## Exercise
Gather every line of the entries that includes the word "name".

Saved data entries
____________

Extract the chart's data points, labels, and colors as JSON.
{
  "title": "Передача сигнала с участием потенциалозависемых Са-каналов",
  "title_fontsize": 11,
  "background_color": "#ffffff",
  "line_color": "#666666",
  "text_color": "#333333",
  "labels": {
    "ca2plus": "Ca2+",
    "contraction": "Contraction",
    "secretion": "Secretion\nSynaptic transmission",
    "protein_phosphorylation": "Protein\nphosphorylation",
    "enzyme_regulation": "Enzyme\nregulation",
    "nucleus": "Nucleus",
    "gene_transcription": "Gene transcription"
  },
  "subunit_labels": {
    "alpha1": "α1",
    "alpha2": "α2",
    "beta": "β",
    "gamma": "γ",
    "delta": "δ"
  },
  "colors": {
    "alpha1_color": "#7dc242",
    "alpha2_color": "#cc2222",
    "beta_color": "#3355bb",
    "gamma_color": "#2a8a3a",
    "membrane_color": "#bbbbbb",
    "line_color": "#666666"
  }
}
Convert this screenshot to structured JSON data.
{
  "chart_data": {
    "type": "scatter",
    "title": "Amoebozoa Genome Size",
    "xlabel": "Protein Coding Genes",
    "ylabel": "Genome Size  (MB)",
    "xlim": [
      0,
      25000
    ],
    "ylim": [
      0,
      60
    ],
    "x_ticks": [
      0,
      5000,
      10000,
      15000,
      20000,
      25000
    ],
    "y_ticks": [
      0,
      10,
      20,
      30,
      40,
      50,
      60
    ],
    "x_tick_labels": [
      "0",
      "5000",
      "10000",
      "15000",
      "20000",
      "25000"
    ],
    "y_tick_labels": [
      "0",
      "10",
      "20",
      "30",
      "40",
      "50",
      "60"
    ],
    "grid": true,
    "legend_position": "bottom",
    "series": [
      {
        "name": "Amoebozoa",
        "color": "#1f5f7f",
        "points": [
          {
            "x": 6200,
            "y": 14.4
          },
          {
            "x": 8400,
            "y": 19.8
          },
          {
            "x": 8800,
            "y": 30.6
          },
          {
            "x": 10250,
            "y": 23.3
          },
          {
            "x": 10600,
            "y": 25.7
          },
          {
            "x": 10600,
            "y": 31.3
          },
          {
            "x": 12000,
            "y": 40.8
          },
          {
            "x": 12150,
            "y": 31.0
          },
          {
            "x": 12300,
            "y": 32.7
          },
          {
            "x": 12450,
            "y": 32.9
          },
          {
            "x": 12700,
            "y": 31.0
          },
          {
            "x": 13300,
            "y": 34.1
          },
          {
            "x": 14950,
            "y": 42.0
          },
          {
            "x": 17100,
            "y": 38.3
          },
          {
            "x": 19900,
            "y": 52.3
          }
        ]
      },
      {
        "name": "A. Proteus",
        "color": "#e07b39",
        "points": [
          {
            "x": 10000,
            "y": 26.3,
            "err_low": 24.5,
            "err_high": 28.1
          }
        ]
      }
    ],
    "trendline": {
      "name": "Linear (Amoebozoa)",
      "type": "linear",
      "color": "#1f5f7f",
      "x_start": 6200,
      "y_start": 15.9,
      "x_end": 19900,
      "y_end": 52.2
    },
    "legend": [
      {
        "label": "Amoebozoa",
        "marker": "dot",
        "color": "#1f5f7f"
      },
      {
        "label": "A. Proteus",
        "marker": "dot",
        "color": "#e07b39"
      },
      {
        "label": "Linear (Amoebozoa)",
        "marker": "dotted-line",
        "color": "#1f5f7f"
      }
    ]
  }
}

____________

## Completed exercise
        "name": "Amoebozoa",
        "name": "A. Proteus",
      "name": "Linear (Amoebozoa)",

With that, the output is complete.